:: Provided data

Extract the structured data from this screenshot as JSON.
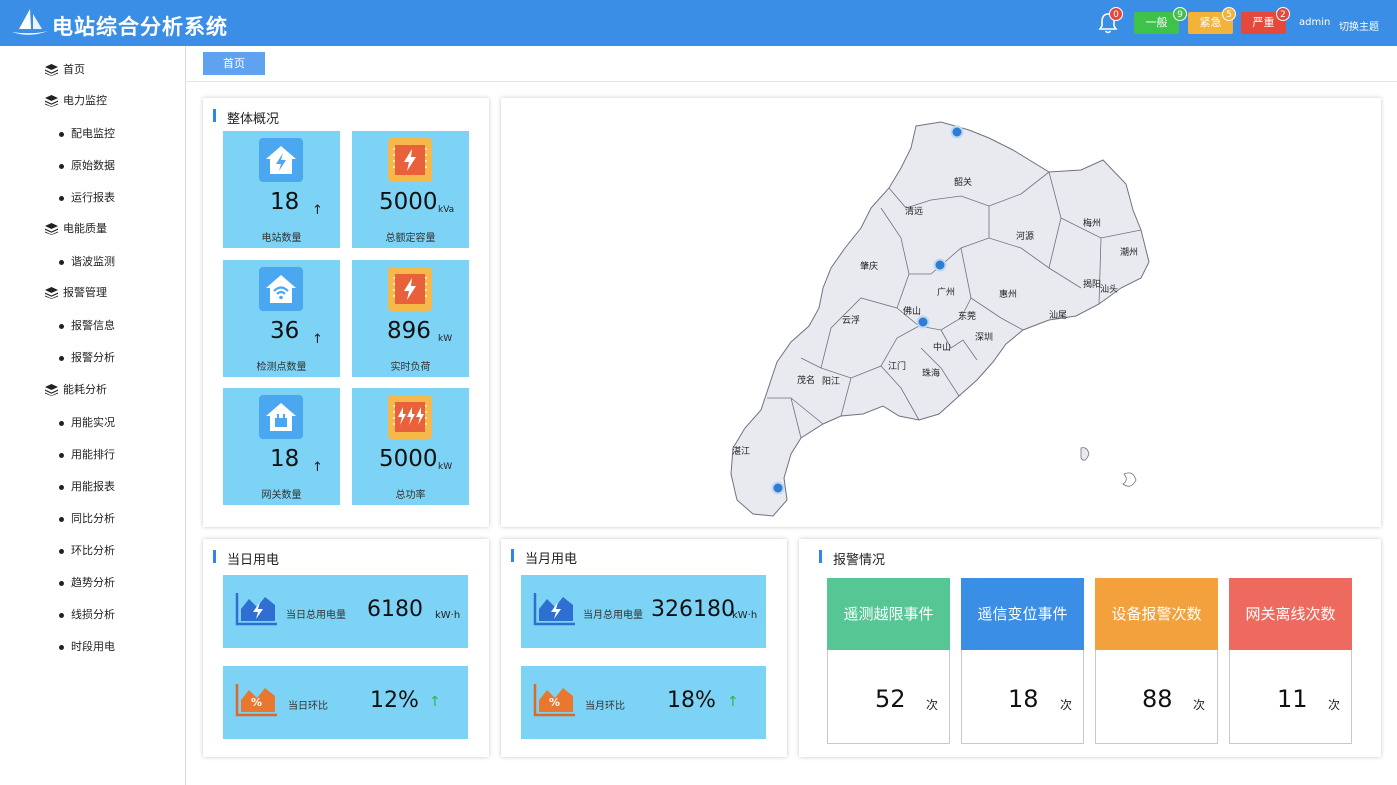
{
  "header": {
    "title": "电站综合分析系统",
    "bell_count": "0",
    "alarms": [
      {
        "label": "一般",
        "count": "9",
        "color": "#3ec24a",
        "badge_color": "#3ec24a"
      },
      {
        "label": "紧急",
        "count": "5",
        "color": "#f3b339",
        "badge_color": "#f3b339"
      },
      {
        "label": "严重",
        "count": "2",
        "color": "#e4493b",
        "badge_color": "#e4493b"
      }
    ],
    "user": "admin",
    "switch_theme": "切换主题"
  },
  "sidebar": {
    "items": [
      {
        "label": "首页",
        "type": "group"
      },
      {
        "label": "电力监控",
        "type": "group"
      },
      {
        "label": "配电监控",
        "type": "sub"
      },
      {
        "label": "原始数据",
        "type": "sub"
      },
      {
        "label": "运行报表",
        "type": "sub"
      },
      {
        "label": "电能质量",
        "type": "group"
      },
      {
        "label": "谐波监测",
        "type": "sub"
      },
      {
        "label": "报警管理",
        "type": "group"
      },
      {
        "label": "报警信息",
        "type": "sub"
      },
      {
        "label": "报警分析",
        "type": "sub"
      },
      {
        "label": "能耗分析",
        "type": "group"
      },
      {
        "label": "用能实况",
        "type": "sub"
      },
      {
        "label": "用能排行",
        "type": "sub"
      },
      {
        "label": "用能报表",
        "type": "sub"
      },
      {
        "label": "同比分析",
        "type": "sub"
      },
      {
        "label": "环比分析",
        "type": "sub"
      },
      {
        "label": "趋势分析",
        "type": "sub"
      },
      {
        "label": "线损分析",
        "type": "sub"
      },
      {
        "label": "时段用电",
        "type": "sub"
      }
    ]
  },
  "tabs": [
    {
      "label": "首页"
    }
  ],
  "overview": {
    "title": "整体概况",
    "cards": [
      {
        "value": "18",
        "unit": "",
        "arrow": "↑",
        "label": "电站数量",
        "icon": "house-bolt-icon"
      },
      {
        "value": "5000",
        "unit": "kVa",
        "arrow": "",
        "label": "总额定容量",
        "icon": "capacity-bolt-icon"
      },
      {
        "value": "36",
        "unit": "",
        "arrow": "↑",
        "label": "检测点数量",
        "icon": "house-wifi-icon"
      },
      {
        "value": "896",
        "unit": "kW",
        "arrow": "",
        "label": "实时负荷",
        "icon": "load-bolt-icon"
      },
      {
        "value": "18",
        "unit": "",
        "arrow": "↑",
        "label": "网关数量",
        "icon": "house-gateway-icon"
      },
      {
        "value": "5000",
        "unit": "kW",
        "arrow": "",
        "label": "总功率",
        "icon": "power-bolts-icon"
      }
    ]
  },
  "map": {
    "cities": [
      "韶关",
      "清远",
      "河源",
      "梅州",
      "潮州",
      "肇庆",
      "广州",
      "惠州",
      "揭阳",
      "汕头",
      "佛山",
      "云浮",
      "东莞",
      "汕尾",
      "深圳",
      "中山",
      "江门",
      "茂名",
      "阳江",
      "珠海",
      "湛江"
    ]
  },
  "daily": {
    "title": "当日用电",
    "total_label": "当日总用电量",
    "total_value": "6180",
    "total_unit": "kW·h",
    "ratio_label": "当日环比",
    "ratio_value": "12%",
    "ratio_arrow": "↑"
  },
  "monthly": {
    "title": "当月用电",
    "total_label": "当月总用电量",
    "total_value": "326180",
    "total_unit": "kW·h",
    "ratio_label": "当月环比",
    "ratio_value": "18%",
    "ratio_arrow": "↑"
  },
  "alarm_panel": {
    "title": "报警情况",
    "items": [
      {
        "label": "遥测越限事件",
        "value": "52",
        "unit": "次",
        "color": "#55c694"
      },
      {
        "label": "遥信变位事件",
        "value": "18",
        "unit": "次",
        "color": "#3a8ee6"
      },
      {
        "label": "设备报警次数",
        "value": "88",
        "unit": "次",
        "color": "#f2a13d"
      },
      {
        "label": "网关离线次数",
        "value": "11",
        "unit": "次",
        "color": "#ef6a5e"
      }
    ]
  }
}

::::

● What you will do: The data should be printed again unchanged; leave its pictures out.

● Exercise solution:
Extract the structured data from this screenshot as JSON.
{
  "header": {
    "title": "电站综合分析系统",
    "bell_count": "0",
    "alarms": [
      {
        "label": "一般",
        "count": "9",
        "color": "#3ec24a",
        "badge_color": "#3ec24a"
      },
      {
        "label": "紧急",
        "count": "5",
        "color": "#f3b339",
        "badge_color": "#f3b339"
      },
      {
        "label": "严重",
        "count": "2",
        "color": "#e4493b",
        "badge_color": "#e4493b"
      }
    ],
    "user": "admin",
    "switch_theme": "切换主题"
  },
  "sidebar": {
    "items": [
      {
        "label": "首页",
        "type": "group"
      },
      {
        "label": "电力监控",
        "type": "group"
      },
      {
        "label": "配电监控",
        "type": "sub"
      },
      {
        "label": "原始数据",
        "type": "sub"
      },
      {
        "label": "运行报表",
        "type": "sub"
      },
      {
        "label": "电能质量",
        "type": "group"
      },
      {
        "label": "谐波监测",
        "type": "sub"
      },
      {
        "label": "报警管理",
        "type": "group"
      },
      {
        "label": "报警信息",
        "type": "sub"
      },
      {
        "label": "报警分析",
        "type": "sub"
      },
      {
        "label": "能耗分析",
        "type": "group"
      },
      {
        "label": "用能实况",
        "type": "sub"
      },
      {
        "label": "用能排行",
        "type": "sub"
      },
      {
        "label": "用能报表",
        "type": "sub"
      },
      {
        "label": "同比分析",
        "type": "sub"
      },
      {
        "label": "环比分析",
        "type": "sub"
      },
      {
        "label": "趋势分析",
        "type": "sub"
      },
      {
        "label": "线损分析",
        "type": "sub"
      },
      {
        "label": "时段用电",
        "type": "sub"
      }
    ]
  },
  "tabs": [
    {
      "label": "首页"
    }
  ],
  "overview": {
    "title": "整体概况",
    "cards": [
      {
        "value": "18",
        "unit": "",
        "arrow": "↑",
        "label": "电站数量",
        "icon": "house-bolt-icon"
      },
      {
        "value": "5000",
        "unit": "kVa",
        "arrow": "",
        "label": "总额定容量",
        "icon": "capacity-bolt-icon"
      },
      {
        "value": "36",
        "unit": "",
        "arrow": "↑",
        "label": "检测点数量",
        "icon": "house-wifi-icon"
      },
      {
        "value": "896",
        "unit": "kW",
        "arrow": "",
        "label": "实时负荷",
        "icon": "load-bolt-icon"
      },
      {
        "value": "18",
        "unit": "",
        "arrow": "↑",
        "label": "网关数量",
        "icon": "house-gateway-icon"
      },
      {
        "value": "5000",
        "unit": "kW",
        "arrow": "",
        "label": "总功率",
        "icon": "power-bolts-icon"
      }
    ]
  },
  "map": {
    "cities": [
      "韶关",
      "清远",
      "河源",
      "梅州",
      "潮州",
      "肇庆",
      "广州",
      "惠州",
      "揭阳",
      "汕头",
      "佛山",
      "云浮",
      "东莞",
      "汕尾",
      "深圳",
      "中山",
      "江门",
      "茂名",
      "阳江",
      "珠海",
      "湛江"
    ]
  },
  "daily": {
    "title": "当日用电",
    "total_label": "当日总用电量",
    "total_value": "6180",
    "total_unit": "kW·h",
    "ratio_label": "当日环比",
    "ratio_value": "12%",
    "ratio_arrow": "↑"
  },
  "monthly": {
    "title": "当月用电",
    "total_label": "当月总用电量",
    "total_value": "326180",
    "total_unit": "kW·h",
    "ratio_label": "当月环比",
    "ratio_value": "18%",
    "ratio_arrow": "↑"
  },
  "alarm_panel": {
    "title": "报警情况",
    "items": [
      {
        "label": "遥测越限事件",
        "value": "52",
        "unit": "次",
        "color": "#55c694"
      },
      {
        "label": "遥信变位事件",
        "value": "18",
        "unit": "次",
        "color": "#3a8ee6"
      },
      {
        "label": "设备报警次数",
        "value": "88",
        "unit": "次",
        "color": "#f2a13d"
      },
      {
        "label": "网关离线次数",
        "value": "11",
        "unit": "次",
        "color": "#ef6a5e"
      }
    ]
  }
}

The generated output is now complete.